(Records from a data source)
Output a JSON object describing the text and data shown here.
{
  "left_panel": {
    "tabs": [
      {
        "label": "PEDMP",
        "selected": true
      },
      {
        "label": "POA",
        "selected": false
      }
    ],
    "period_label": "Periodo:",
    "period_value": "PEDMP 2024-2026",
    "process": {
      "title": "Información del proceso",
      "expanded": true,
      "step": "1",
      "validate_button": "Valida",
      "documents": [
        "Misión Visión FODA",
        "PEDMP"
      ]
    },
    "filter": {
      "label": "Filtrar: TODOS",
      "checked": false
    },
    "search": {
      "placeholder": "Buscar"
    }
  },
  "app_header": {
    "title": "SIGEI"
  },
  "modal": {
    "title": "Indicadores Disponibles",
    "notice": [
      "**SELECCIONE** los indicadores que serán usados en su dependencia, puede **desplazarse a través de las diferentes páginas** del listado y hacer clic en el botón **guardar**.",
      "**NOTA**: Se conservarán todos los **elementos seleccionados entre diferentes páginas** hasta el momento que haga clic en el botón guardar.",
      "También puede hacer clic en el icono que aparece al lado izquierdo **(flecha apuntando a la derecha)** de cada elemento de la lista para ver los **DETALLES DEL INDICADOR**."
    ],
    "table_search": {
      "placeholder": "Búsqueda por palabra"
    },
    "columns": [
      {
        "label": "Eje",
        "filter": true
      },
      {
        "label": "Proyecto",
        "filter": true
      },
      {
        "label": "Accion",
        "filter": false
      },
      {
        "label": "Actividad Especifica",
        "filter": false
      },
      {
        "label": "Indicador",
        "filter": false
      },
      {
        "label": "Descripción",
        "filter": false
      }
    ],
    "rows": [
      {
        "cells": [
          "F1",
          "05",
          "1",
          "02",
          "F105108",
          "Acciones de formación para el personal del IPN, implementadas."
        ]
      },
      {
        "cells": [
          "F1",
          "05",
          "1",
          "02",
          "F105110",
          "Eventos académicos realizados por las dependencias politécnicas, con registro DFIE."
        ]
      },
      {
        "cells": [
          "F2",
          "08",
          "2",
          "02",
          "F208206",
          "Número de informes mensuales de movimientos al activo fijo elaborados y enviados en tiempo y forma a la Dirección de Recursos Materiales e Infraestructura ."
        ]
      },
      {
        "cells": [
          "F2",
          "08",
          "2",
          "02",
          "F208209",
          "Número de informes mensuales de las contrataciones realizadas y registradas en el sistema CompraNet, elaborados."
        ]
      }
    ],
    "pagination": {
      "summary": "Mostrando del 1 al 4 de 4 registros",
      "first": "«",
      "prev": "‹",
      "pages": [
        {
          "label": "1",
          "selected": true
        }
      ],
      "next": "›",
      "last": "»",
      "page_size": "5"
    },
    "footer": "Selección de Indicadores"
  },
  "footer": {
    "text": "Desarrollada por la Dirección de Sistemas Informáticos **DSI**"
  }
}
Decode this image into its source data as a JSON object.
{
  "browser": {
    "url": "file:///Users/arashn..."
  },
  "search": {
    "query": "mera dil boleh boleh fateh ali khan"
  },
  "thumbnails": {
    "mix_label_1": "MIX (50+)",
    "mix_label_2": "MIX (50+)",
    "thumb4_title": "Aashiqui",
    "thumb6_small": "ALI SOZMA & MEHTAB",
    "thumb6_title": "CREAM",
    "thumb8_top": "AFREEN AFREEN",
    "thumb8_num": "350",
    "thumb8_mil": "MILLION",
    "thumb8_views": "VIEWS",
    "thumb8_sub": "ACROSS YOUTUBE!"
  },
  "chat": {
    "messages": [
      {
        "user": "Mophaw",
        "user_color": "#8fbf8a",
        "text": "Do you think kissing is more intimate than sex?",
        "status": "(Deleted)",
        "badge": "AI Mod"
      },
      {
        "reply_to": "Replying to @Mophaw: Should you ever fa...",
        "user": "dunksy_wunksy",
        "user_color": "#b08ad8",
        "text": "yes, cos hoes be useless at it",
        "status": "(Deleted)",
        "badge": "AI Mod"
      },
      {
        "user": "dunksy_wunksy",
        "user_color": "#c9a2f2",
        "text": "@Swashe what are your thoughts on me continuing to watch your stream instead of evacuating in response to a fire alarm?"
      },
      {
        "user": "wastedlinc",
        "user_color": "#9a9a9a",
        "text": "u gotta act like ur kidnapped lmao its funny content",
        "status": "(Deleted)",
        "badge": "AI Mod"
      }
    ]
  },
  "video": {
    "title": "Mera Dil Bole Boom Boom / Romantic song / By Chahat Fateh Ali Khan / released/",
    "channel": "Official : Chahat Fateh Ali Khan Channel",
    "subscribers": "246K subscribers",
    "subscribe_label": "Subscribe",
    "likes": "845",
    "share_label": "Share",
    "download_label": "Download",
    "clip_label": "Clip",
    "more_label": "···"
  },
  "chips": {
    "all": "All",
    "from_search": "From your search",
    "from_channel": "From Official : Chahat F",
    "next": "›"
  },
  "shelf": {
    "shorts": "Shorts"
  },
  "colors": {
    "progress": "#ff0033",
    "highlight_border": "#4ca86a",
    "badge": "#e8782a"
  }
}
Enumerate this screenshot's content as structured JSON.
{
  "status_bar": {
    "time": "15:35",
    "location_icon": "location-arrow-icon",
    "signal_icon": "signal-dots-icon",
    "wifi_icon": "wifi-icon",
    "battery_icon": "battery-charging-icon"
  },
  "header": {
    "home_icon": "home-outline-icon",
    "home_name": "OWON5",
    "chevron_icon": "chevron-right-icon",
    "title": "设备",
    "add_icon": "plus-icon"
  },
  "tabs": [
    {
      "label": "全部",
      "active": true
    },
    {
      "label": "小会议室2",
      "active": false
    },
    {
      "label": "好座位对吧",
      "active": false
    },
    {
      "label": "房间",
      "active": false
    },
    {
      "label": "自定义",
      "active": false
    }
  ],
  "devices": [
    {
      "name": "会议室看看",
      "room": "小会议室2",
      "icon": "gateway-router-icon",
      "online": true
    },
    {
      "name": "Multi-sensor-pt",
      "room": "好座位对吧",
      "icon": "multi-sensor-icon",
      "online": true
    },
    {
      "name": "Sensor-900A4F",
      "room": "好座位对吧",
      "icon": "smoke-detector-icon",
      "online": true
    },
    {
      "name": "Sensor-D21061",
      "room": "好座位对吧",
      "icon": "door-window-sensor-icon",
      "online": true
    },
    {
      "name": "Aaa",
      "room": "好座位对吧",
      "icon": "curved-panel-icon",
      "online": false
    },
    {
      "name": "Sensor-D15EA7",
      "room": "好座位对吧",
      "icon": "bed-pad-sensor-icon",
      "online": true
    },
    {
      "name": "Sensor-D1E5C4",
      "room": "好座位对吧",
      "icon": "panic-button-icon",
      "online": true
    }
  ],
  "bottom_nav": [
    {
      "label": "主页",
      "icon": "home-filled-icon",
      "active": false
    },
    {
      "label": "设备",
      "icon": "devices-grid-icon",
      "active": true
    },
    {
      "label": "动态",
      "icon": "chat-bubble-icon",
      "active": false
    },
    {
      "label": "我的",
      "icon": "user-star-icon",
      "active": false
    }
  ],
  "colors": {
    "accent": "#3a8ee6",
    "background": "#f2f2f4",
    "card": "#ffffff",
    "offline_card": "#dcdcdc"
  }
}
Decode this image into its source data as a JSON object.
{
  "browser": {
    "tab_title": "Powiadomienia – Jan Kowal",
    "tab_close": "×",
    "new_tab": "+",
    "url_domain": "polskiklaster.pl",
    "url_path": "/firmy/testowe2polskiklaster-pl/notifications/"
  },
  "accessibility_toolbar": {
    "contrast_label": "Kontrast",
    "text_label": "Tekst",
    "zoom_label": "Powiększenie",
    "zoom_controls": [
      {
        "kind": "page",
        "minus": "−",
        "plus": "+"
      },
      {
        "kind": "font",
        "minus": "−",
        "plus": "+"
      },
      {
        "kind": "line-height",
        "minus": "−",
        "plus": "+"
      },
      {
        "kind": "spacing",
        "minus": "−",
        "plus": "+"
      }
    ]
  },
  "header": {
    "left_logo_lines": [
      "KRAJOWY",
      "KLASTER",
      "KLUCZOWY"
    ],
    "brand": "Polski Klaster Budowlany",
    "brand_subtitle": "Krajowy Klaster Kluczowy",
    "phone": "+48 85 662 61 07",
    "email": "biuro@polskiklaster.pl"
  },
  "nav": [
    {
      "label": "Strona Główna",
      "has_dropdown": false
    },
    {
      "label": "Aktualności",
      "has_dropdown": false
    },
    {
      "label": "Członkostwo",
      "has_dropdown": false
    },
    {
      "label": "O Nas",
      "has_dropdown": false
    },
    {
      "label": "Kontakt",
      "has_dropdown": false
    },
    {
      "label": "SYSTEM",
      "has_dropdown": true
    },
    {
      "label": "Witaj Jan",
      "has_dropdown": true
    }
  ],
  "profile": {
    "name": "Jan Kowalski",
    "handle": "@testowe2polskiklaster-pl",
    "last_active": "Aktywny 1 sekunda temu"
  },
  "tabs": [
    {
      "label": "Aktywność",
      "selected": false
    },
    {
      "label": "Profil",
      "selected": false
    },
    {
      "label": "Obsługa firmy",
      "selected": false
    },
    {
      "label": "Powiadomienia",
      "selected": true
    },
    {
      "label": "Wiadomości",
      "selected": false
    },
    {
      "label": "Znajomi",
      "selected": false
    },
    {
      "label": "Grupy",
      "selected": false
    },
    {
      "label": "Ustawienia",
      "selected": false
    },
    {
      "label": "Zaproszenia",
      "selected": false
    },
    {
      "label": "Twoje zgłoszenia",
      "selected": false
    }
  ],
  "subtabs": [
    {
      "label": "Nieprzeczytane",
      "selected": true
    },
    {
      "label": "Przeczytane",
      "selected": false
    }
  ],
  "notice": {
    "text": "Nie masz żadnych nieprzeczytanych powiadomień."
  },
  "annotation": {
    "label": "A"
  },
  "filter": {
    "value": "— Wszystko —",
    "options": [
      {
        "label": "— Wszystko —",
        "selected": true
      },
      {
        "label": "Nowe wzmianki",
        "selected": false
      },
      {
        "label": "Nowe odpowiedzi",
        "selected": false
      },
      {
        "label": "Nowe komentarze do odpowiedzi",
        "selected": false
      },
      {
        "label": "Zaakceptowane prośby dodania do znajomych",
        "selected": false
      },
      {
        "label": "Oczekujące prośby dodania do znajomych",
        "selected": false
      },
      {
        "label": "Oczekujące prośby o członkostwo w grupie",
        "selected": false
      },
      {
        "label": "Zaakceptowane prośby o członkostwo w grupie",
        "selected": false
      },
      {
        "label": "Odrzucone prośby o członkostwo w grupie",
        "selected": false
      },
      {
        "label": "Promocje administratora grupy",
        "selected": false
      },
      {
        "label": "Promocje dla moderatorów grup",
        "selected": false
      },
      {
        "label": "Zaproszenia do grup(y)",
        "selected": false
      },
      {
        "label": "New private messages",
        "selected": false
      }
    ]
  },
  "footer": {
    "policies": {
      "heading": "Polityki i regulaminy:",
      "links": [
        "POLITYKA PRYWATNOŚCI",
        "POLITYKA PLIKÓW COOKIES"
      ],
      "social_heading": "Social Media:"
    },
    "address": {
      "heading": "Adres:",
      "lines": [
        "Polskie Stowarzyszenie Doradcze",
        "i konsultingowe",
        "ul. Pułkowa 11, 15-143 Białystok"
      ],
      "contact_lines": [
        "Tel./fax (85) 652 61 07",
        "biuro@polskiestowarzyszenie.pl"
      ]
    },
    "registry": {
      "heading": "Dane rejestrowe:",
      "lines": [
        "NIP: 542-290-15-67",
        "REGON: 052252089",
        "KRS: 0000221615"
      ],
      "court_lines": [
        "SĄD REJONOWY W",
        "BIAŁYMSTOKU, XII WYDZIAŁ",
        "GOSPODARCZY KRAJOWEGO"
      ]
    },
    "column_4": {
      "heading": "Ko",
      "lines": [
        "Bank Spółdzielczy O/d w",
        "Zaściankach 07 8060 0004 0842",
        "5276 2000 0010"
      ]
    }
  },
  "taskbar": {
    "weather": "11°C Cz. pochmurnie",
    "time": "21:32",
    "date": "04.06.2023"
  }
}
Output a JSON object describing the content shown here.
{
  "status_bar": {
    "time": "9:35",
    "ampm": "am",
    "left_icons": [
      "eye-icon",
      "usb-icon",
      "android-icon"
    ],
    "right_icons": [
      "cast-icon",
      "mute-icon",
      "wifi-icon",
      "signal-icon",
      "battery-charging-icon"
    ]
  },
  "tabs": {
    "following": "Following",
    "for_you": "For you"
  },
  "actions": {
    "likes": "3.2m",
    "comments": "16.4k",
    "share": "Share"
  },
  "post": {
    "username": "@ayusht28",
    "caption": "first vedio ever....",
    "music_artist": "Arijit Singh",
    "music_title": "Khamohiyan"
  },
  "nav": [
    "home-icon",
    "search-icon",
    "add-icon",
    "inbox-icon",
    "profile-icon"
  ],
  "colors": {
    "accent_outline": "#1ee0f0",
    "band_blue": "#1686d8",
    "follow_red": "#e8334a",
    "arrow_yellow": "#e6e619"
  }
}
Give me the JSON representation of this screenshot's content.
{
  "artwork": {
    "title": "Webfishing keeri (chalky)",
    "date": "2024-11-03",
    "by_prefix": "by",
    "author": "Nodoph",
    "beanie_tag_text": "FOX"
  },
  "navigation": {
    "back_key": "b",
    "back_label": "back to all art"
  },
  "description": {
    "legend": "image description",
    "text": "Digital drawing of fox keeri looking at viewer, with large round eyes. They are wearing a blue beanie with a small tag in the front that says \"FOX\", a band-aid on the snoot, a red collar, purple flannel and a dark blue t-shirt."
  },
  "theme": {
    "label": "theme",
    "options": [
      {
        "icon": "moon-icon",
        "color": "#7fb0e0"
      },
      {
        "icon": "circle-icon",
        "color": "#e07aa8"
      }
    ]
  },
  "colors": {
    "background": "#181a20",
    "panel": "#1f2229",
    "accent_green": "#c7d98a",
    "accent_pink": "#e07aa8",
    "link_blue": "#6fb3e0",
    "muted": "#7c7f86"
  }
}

What the task asks:
Within the records, how many lines include "Promocje"? The answer is the number and nothing else.

Exercise answer:
2